## TASK GOAL
List each line in which the string "наличия" appears.
---+---
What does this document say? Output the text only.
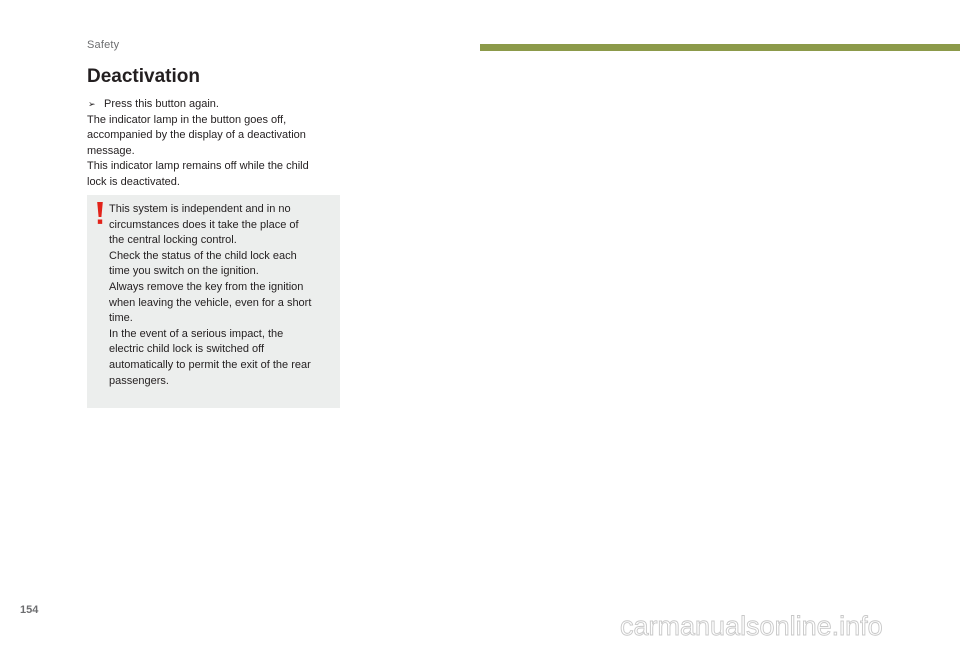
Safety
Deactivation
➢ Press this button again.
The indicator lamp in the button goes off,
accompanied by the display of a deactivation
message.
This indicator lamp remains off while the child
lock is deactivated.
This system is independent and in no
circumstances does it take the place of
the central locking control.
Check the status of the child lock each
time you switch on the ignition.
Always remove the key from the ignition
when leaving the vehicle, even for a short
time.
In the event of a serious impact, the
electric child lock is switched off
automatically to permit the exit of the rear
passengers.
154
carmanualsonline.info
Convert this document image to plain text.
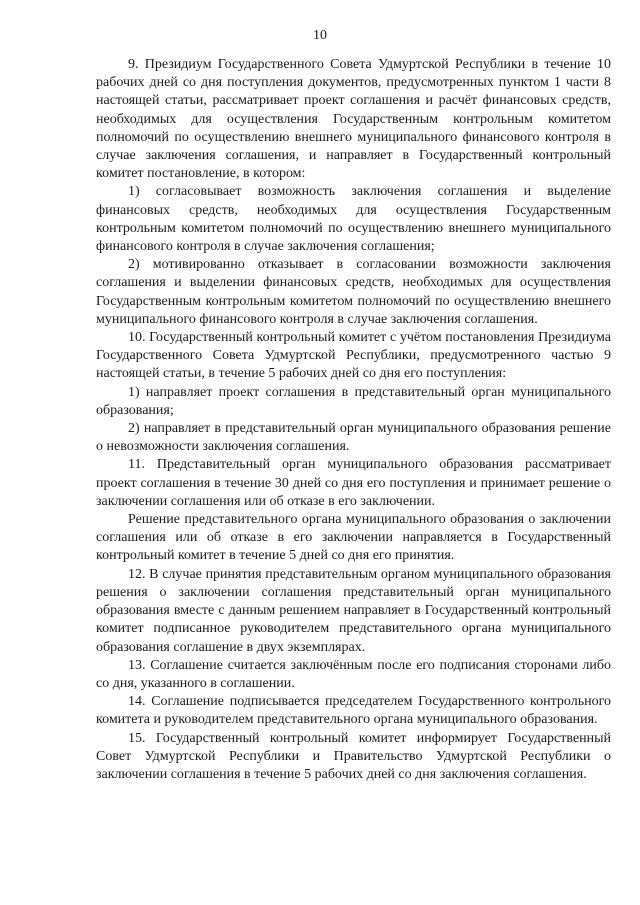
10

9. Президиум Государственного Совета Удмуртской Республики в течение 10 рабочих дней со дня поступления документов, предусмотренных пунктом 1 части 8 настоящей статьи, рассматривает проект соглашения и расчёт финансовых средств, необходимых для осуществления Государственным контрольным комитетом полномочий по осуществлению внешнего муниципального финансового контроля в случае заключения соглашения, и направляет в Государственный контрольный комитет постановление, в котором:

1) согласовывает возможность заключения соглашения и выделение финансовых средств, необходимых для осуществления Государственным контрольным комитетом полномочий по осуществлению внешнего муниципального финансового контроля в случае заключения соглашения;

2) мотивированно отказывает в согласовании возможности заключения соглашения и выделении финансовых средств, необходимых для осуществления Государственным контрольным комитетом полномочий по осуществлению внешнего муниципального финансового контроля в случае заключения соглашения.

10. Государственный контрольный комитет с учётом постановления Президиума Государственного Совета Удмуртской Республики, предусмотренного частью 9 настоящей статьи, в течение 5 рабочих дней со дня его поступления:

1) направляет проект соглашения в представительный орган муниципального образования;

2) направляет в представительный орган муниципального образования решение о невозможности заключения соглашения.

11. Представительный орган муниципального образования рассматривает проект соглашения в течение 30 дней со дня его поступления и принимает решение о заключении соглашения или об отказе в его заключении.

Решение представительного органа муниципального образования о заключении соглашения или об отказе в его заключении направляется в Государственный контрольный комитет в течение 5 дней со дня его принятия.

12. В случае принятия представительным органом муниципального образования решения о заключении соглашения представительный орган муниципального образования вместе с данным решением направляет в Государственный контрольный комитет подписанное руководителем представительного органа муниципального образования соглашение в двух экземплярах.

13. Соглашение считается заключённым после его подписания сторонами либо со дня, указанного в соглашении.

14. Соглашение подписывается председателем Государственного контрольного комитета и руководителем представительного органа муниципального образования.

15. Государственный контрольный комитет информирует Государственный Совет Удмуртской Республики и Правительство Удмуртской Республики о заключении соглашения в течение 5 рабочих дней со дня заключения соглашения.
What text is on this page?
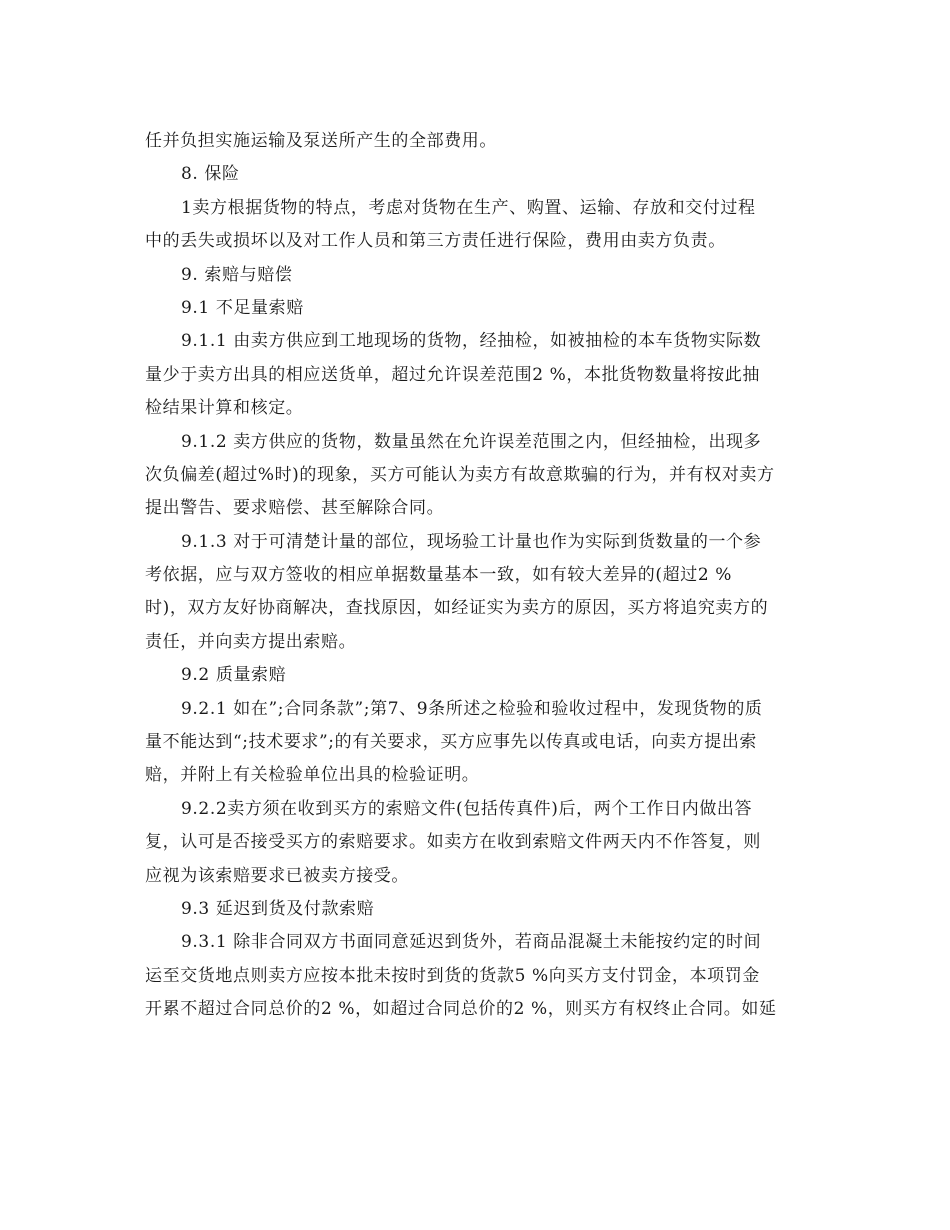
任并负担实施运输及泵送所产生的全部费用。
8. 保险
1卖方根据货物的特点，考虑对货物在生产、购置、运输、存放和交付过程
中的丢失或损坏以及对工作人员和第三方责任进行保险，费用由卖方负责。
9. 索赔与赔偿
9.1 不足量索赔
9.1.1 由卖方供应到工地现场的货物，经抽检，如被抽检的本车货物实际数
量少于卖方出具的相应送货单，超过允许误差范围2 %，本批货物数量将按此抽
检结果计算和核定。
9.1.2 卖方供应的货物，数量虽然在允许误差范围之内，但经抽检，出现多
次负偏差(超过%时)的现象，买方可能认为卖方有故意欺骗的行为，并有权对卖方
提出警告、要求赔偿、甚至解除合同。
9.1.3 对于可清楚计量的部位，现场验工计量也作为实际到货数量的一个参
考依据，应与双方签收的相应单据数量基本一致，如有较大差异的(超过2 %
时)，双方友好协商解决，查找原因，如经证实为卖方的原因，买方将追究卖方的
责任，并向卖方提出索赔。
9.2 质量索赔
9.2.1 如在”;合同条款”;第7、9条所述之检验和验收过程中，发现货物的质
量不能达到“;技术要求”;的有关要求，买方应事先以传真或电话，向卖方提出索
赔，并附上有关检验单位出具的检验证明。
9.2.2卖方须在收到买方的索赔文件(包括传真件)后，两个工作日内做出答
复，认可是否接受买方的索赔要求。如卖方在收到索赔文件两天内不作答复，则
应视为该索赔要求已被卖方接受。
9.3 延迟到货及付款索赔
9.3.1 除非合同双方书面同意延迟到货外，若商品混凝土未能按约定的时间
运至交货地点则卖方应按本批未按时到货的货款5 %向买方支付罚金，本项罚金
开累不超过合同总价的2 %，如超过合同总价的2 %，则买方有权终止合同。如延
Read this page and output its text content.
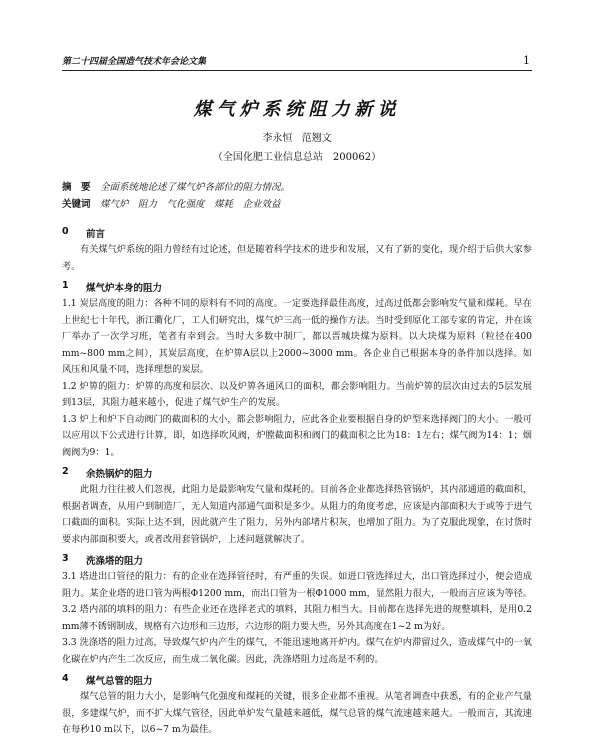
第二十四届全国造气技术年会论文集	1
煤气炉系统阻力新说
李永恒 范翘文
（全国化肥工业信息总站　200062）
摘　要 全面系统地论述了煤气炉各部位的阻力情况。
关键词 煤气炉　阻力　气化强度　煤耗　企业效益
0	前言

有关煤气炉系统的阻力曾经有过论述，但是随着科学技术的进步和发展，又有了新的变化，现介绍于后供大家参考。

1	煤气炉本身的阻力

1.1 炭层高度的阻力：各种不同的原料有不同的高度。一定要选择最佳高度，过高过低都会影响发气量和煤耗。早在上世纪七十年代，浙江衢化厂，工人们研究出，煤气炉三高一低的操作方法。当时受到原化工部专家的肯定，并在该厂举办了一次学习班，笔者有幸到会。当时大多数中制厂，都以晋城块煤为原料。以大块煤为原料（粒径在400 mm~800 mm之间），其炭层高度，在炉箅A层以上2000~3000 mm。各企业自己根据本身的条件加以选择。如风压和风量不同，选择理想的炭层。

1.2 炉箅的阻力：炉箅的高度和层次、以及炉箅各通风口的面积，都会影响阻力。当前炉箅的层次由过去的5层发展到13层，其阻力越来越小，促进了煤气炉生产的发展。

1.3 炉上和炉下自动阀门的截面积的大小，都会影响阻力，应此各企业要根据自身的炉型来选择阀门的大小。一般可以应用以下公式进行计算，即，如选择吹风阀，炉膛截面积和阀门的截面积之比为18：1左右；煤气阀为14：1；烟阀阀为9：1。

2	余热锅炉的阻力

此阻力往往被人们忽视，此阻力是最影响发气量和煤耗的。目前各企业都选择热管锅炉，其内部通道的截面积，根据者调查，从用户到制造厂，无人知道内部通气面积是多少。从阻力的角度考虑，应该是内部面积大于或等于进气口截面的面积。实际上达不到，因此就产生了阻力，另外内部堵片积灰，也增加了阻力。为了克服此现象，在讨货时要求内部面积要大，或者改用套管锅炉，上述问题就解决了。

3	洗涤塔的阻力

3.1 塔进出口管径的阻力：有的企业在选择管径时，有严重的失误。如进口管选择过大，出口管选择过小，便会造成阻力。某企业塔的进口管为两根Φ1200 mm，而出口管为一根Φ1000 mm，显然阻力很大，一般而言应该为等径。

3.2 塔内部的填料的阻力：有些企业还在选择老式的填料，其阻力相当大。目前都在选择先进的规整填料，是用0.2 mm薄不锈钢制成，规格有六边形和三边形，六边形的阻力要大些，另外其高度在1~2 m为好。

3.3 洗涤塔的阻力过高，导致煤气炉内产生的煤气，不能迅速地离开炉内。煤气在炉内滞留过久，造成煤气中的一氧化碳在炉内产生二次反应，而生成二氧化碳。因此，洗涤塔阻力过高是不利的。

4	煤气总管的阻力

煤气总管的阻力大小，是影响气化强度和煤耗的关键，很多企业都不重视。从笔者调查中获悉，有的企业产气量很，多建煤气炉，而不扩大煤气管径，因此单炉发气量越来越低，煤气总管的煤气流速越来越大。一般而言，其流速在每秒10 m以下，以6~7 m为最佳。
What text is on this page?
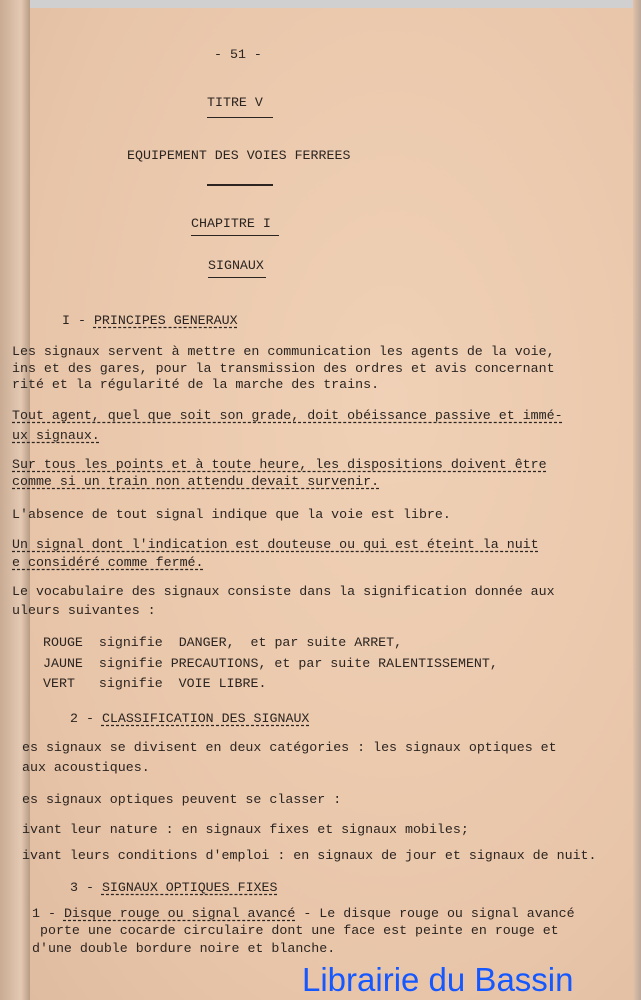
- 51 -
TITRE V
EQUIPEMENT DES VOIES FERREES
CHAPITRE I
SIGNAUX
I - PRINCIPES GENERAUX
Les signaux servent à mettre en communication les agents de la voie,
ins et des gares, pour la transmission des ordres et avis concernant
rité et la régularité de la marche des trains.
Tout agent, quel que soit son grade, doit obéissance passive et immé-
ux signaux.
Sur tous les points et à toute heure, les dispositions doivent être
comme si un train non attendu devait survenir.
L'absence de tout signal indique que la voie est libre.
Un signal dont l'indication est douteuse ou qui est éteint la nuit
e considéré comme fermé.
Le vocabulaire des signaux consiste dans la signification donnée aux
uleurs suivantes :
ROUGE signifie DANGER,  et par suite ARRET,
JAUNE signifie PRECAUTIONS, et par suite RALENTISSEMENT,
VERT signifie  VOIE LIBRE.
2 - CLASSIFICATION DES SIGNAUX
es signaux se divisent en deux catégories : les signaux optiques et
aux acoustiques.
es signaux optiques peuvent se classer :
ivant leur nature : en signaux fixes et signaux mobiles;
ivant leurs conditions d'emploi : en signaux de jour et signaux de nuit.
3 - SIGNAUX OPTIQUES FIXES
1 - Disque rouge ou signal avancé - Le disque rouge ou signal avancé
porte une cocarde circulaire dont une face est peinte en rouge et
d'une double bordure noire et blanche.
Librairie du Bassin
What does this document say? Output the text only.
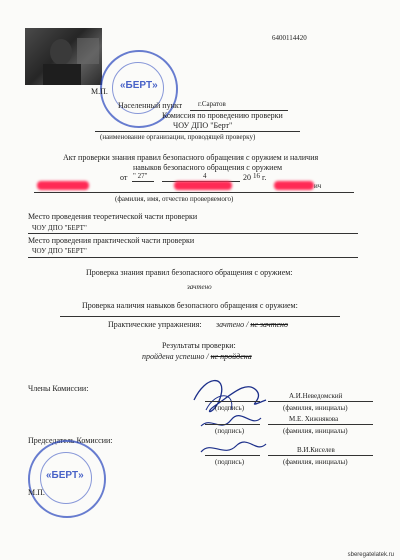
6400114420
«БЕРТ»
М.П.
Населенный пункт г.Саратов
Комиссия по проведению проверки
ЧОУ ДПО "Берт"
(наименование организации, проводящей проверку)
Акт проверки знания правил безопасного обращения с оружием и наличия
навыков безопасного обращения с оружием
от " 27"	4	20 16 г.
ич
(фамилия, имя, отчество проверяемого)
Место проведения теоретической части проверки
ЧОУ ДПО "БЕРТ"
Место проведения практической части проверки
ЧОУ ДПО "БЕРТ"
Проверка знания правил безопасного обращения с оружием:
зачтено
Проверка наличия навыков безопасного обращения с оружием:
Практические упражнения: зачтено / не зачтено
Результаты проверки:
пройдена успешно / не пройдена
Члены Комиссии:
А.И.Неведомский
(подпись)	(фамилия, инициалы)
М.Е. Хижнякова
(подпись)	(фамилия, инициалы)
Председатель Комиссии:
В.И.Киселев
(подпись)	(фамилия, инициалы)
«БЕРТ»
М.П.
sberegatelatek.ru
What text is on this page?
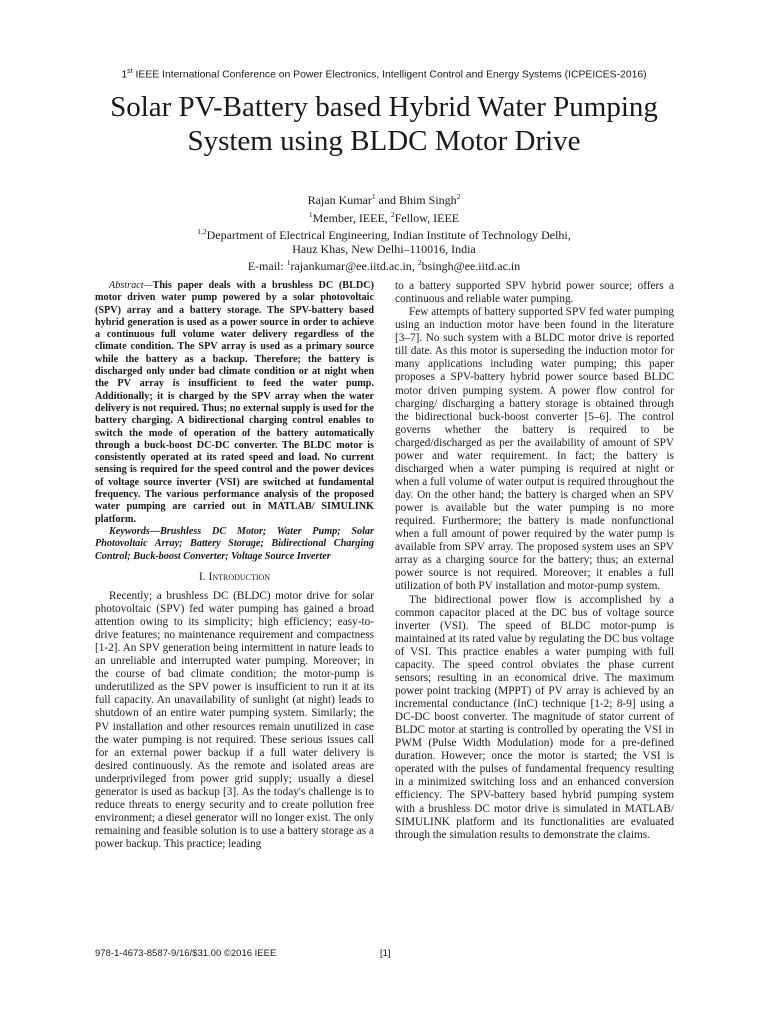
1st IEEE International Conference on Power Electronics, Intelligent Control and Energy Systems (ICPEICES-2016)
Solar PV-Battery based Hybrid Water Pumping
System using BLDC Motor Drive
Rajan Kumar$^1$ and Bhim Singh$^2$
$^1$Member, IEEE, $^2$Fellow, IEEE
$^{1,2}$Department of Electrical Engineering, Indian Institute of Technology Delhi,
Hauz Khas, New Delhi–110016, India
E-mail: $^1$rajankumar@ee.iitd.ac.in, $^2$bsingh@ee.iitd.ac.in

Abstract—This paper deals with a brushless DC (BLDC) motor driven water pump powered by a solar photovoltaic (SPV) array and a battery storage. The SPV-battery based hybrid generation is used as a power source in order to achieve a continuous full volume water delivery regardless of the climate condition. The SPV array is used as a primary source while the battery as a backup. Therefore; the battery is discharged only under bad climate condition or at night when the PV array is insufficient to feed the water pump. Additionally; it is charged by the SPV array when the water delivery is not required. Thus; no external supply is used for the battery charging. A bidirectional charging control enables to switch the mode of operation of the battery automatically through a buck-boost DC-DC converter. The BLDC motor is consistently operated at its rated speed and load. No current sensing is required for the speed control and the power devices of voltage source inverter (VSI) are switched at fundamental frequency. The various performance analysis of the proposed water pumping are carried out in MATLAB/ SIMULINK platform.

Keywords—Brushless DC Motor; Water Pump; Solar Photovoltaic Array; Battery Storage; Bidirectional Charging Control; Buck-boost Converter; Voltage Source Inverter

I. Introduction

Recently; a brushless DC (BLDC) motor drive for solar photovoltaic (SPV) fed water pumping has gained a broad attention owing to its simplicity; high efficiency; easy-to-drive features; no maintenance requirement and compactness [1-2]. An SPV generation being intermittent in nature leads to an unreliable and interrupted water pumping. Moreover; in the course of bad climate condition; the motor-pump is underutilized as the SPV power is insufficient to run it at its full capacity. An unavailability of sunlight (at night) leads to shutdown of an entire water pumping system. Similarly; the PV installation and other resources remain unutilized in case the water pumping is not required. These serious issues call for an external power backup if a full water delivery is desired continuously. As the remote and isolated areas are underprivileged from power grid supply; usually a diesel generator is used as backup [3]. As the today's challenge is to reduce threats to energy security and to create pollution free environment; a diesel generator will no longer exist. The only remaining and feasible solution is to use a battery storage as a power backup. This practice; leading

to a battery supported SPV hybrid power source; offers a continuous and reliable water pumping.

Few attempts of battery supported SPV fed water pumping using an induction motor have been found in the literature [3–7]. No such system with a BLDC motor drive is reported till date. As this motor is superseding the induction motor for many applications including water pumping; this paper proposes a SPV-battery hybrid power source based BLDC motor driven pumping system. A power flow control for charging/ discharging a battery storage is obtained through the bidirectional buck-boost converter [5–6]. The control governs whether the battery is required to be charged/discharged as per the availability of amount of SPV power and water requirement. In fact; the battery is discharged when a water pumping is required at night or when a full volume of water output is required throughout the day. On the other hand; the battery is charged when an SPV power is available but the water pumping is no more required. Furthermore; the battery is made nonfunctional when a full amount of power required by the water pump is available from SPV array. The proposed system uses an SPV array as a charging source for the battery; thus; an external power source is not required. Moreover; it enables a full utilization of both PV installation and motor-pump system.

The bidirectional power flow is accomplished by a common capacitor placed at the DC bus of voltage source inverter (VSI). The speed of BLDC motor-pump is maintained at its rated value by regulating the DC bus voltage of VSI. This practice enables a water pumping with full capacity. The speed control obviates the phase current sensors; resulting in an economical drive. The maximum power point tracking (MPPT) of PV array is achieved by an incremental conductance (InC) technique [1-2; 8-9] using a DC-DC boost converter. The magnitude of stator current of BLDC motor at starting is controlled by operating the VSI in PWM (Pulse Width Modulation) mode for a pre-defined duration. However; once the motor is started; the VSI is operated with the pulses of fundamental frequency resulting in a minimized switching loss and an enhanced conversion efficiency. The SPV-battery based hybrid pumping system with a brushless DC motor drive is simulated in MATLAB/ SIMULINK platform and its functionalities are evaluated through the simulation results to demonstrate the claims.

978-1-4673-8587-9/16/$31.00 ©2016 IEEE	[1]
---+---
## CORRECT OUTPUT
Акт проверки знания правил безопасного обращения с оружием и наличия
Проверка наличия навыков безопасного обращения с оружием:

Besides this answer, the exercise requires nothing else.